-- Begin Information shown --

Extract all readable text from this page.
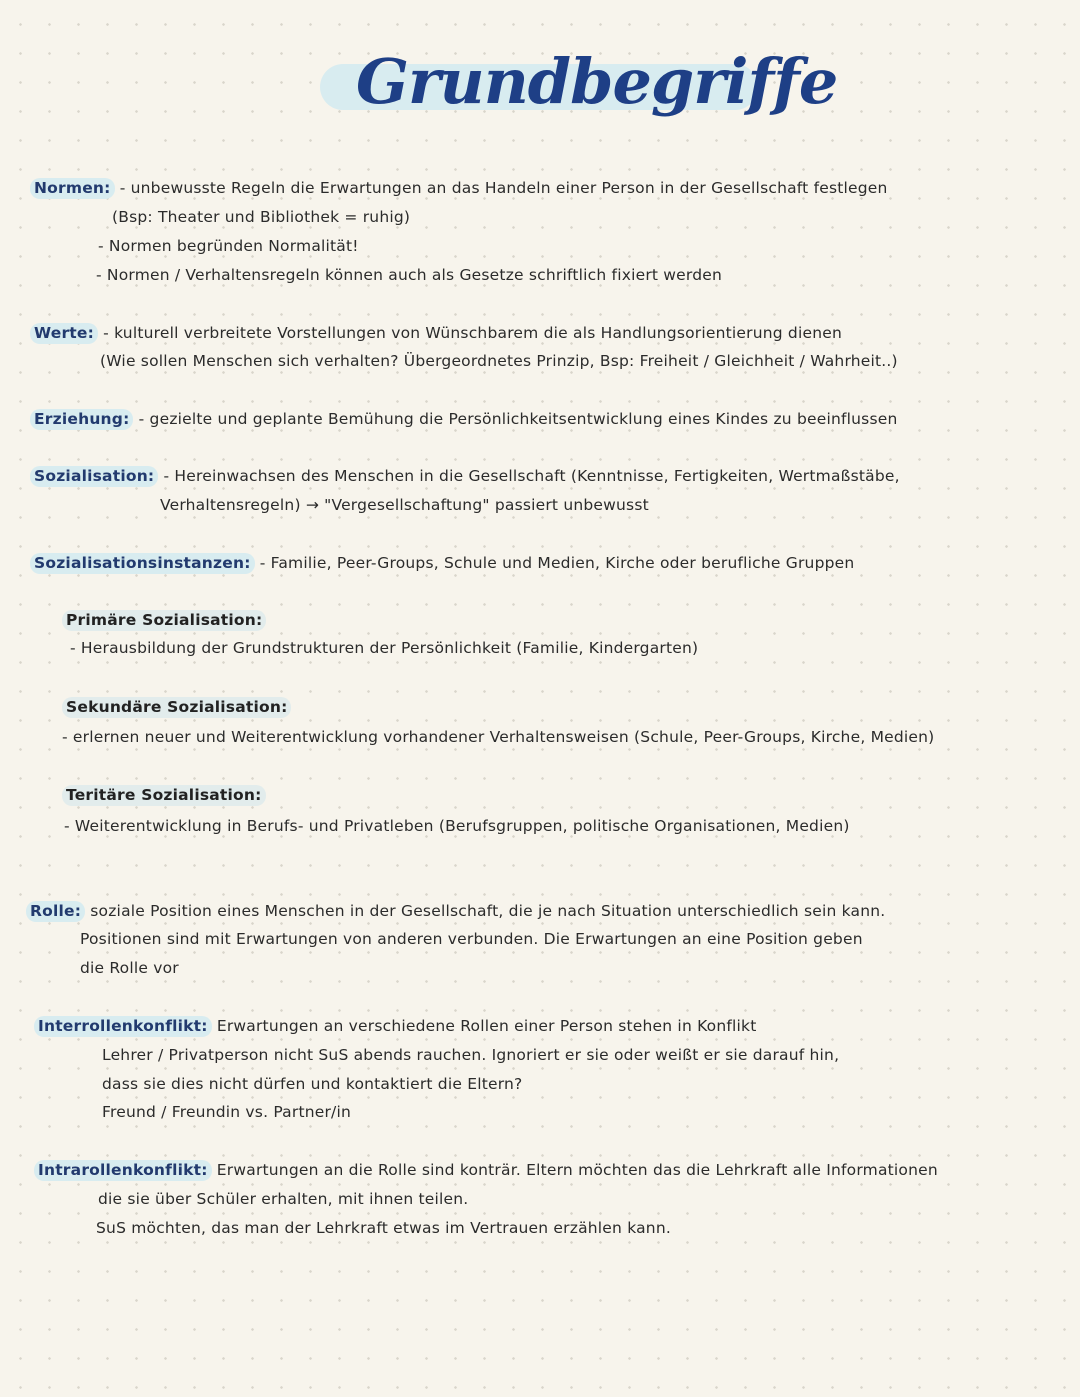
Grundbegriffe
Normen: - unbewusste Regeln die Erwartungen an das Handeln einer Person in der Gesellschaft festlegen
(Bsp: Theater und Bibliothek = ruhig)
- Normen begründen Normalität!
- Normen / Verhaltensregeln können auch als Gesetze schriftlich fixiert werden
Werte: - kulturell verbreitete Vorstellungen von Wünschbarem die als Handlungsorientierung dienen
(Wie sollen Menschen sich verhalten? Übergeordnetes Prinzip, Bsp: Freiheit / Gleichheit / Wahrheit..)
Erziehung: - gezielte und geplante Bemühung die Persönlichkeitsentwicklung eines Kindes zu beeinflussen
Sozialisation: - Hereinwachsen des Menschen in die Gesellschaft (Kenntnisse, Fertigkeiten, Wertmaßstäbe,
Verhaltensregeln) → "Vergesellschaftung" passiert unbewusst
Sozialisationsinstanzen: - Familie, Peer-Groups, Schule und Medien, Kirche oder berufliche Gruppen
Primäre Sozialisation:
- Herausbildung der Grundstrukturen der Persönlichkeit (Familie, Kindergarten)
Sekundäre Sozialisation:
- erlernen neuer und Weiterentwicklung vorhandener Verhaltensweisen (Schule, Peer-Groups, Kirche, Medien)
Teritäre Sozialisation:
- Weiterentwicklung in Berufs- und Privatleben (Berufsgruppen, politische Organisationen, Medien)
Rolle: soziale Position eines Menschen in der Gesellschaft, die je nach Situation unterschiedlich sein kann.
Positionen sind mit Erwartungen von anderen verbunden. Die Erwartungen an eine Position geben
die Rolle vor
Interrollenkonflikt: Erwartungen an verschiedene Rollen einer Person stehen in Konflikt
Lehrer / Privatperson nicht SuS abends rauchen. Ignoriert er sie oder weißt er sie darauf hin,
dass sie dies nicht dürfen und kontaktiert die Eltern?
Freund / Freundin vs. Partner/in
Intrarollenkonflikt: Erwartungen an die Rolle sind konträr. Eltern möchten das die Lehrkraft alle Informationen
die sie über Schüler erhalten, mit ihnen teilen.
SuS möchten, das man der Lehrkraft etwas im Vertrauen erzählen kann.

-- End Information shown --

> _Task objective_: Repeat all the data as it stands, dropping any images it holds.

> _Written reply_:
Extract all readable text from this page.
Grundbegriffe
Normen: - unbewusste Regeln die Erwartungen an das Handeln einer Person in der Gesellschaft festlegen
(Bsp: Theater und Bibliothek = ruhig)
- Normen begründen Normalität!
- Normen / Verhaltensregeln können auch als Gesetze schriftlich fixiert werden
Werte: - kulturell verbreitete Vorstellungen von Wünschbarem die als Handlungsorientierung dienen
(Wie sollen Menschen sich verhalten? Übergeordnetes Prinzip, Bsp: Freiheit / Gleichheit / Wahrheit..)
Erziehung: - gezielte und geplante Bemühung die Persönlichkeitsentwicklung eines Kindes zu beeinflussen
Sozialisation: - Hereinwachsen des Menschen in die Gesellschaft (Kenntnisse, Fertigkeiten, Wertmaßstäbe,
Verhaltensregeln) → "Vergesellschaftung" passiert unbewusst
Sozialisationsinstanzen: - Familie, Peer-Groups, Schule und Medien, Kirche oder berufliche Gruppen
Primäre Sozialisation:
- Herausbildung der Grundstrukturen der Persönlichkeit (Familie, Kindergarten)
Sekundäre Sozialisation:
- erlernen neuer und Weiterentwicklung vorhandener Verhaltensweisen (Schule, Peer-Groups, Kirche, Medien)
Teritäre Sozialisation:
- Weiterentwicklung in Berufs- und Privatleben (Berufsgruppen, politische Organisationen, Medien)
Rolle: soziale Position eines Menschen in der Gesellschaft, die je nach Situation unterschiedlich sein kann.
Positionen sind mit Erwartungen von anderen verbunden. Die Erwartungen an eine Position geben
die Rolle vor
Interrollenkonflikt: Erwartungen an verschiedene Rollen einer Person stehen in Konflikt
Lehrer / Privatperson nicht SuS abends rauchen. Ignoriert er sie oder weißt er sie darauf hin,
dass sie dies nicht dürfen und kontaktiert die Eltern?
Freund / Freundin vs. Partner/in
Intrarollenkonflikt: Erwartungen an die Rolle sind konträr. Eltern möchten das die Lehrkraft alle Informationen
die sie über Schüler erhalten, mit ihnen teilen.
SuS möchten, das man der Lehrkraft etwas im Vertrauen erzählen kann.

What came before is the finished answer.